* **演習の指示**
[A] 中部大第一と福岡大附大濠の準決勝を伝える記事では、4Qの谷口歩のプレーで中部大第一のベンチがひときわ沸いたとされています。その理由は何ですか。記事に書かれた理由を1～3文で説明してください。
[B] 中部大第一と福岡大附大濠の準決勝を伝える記事から、「#6谷口歩(中部大第一」で始まり「いるからこその大喝采だった。」まで続く部分を一字一句そのまま抜き出してください。
[C] 中部大第一と福岡大附大濠の準決勝を伝える記事の続きを、最後の文の後から書いてください。

月刊バスケットボール5月号

地元のライバルに闘志を燃やした/中部大第一#6谷口歩【インターハイ2021】

#6谷口歩(中部大第一

 

 男子準決勝の第1試合は、中部大第一(愛知①)福岡大附大濠(福岡)を83‐69で下し決勝進出を決めた。

 

 強豪校同士、ハイレベルな戦いが繰り広げられたが、「シュートの踏ん張りが効かなかった。正直、足にきていた部分があったと思います」と片峯聡太コーチが言うように、大濠は最初から最後まで3Pシュートに当たりが来なかった(2/25本)。一方の中部大第一は#7田中流嘉洲や#8アブドゥレイ・トラオレがインサイドでイニシアチブを握り、外からは#5福田健人のドライブや#14坂本康成の3Pシュートが炸裂。内外角がバランス良く得点を重ね、大濠の反撃の芽を摘んだ。

 

 この試合、中部大第一のベンチがひときわ沸いた場面があった。4Q開始1分半、 控えガードの#6谷口歩がスティールし、大濠の#13岩下准平からバスケットカウントを奪った場面だ。2人は西福岡中時代の元チームメイト。谷口は「准平はどう思っているか分かりませんが(笑)、僕は中学時代からすごく意識してきました」と言い、中部大第一の選手たちもそれをよく分かっているからこその大喝采だった。

* **データ抜粋**

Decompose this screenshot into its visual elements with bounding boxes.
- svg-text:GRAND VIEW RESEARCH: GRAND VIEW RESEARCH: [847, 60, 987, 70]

* **演習の解答**
[A] 谷口と大濠の#13岩下准平は西福岡中時代の元チームメイトで、谷口は中学時代から岩下をすごく意識してきたと語っています。中部大第一の選手たちもそれをよく分かっていました。そのため、谷口がスティールして岩下からバスケットカウントを奪った場面で大喝采が起きました。

[B]
#6谷口歩(中部大第一

 

 男子準決勝の第1試合は、中部大第一(愛知①)福岡大附大濠(福岡)を83‐69で下し決勝進出を決めた。

 

 強豪校同士、ハイレベルな戦いが繰り広げられたが、「シュートの踏ん張りが効かなかった。正直、足にきていた部分があったと思います」と片峯聡太コーチが言うように、大濠は最初から最後まで3Pシュートに当たりが来なかった(2/25本)。一方の中部大第一は#7田中流嘉洲や#8アブドゥレイ・トラオレがインサイドでイニシアチブを握り、外からは#5福田健人のドライブや#14坂本康成の3Pシュートが炸裂。内外角がバランス良く得点を重ね、大濠の反撃の芽を摘んだ。

 

 この試合、中部大第一のベンチがひときわ沸いた場面があった。4Q開始1分半、 控えガードの#6谷口歩がスティールし、大濠の#13岩下准平からバスケットカウントを奪った場面だ。2人は西福岡中時代の元チームメイト。谷口は「准平はどう思っているか分かりませんが(笑)、僕は中学時代からすごく意識してきました」と言い、中部大第一の選手たちもそれをよく分かっているからこその大喝采だった。

[C]
#13岩下准平(福岡大附大濠

 

 谷口は日本代表の比江島慎(宇都宮)と同じミニバスチームの出身で、ミニバス、中学ともに全国準優勝を経験してきた豊富なキャリアの持ち主。その後、高校の進学先として選んだのは、県内のチームではなく愛知県の強豪・中部大第一だった。「(岩下)准平を超えるために、そして福岡のチームを倒すために中部大第一に来ました」と、地元のライバルたちに負けられない思いがあったのだ。

 

 中部大第一入学後は1年生の頃から主力の一人として出場機会を得てきたが、下級生のときは「福岡のチームを倒す」という目標は叶わず。また、3年生になると2年生ガードの#11下山瑛司がメキメキと頭角を現したこともあり、バックアップに回ることになった。悔しさは当然あっただろうが、「僕自身、スピードを長所にやってきたのですが、下山はそれを上回るスピードや緩急を持った選手。まずはそれを認めて、それを一番近いライバルとして超えられるように努力していけば、お互いに伸びると思って。認めることを大事に頑張ってきました」と谷口。腐らずに努力し続け、今大会はシックススマンとしての役目に徹してきた。

 

 そうした中で今回、チーム一丸となって手にした大きな勝利。試合後の第一声、谷口は「めっちゃくちゃうれしいです! うれしすぎて泣きそう」と喜びを弾けさせた。ただ、もう一つの目標「日本一」まではあと一試合残っており、「大濠の分まで、福岡のみんなの分まで頑張りたいです」と谷口。彼自身、全ミニと全中で準優勝の悔しさを味わってきたが、中部大第一としても2018年、インターハイ、国体、ウインターカップと1年間の全国大会で全て準優勝に終わった過去がある。卒業生たちの無念も背負い、明日の決勝、夏のラストゲームに全力を注ぐ構えだ。

 

 

取材・文/中村麻衣子(月刊バスケットボール)

写真/石塚康隆

 

(月刊バスケットボール)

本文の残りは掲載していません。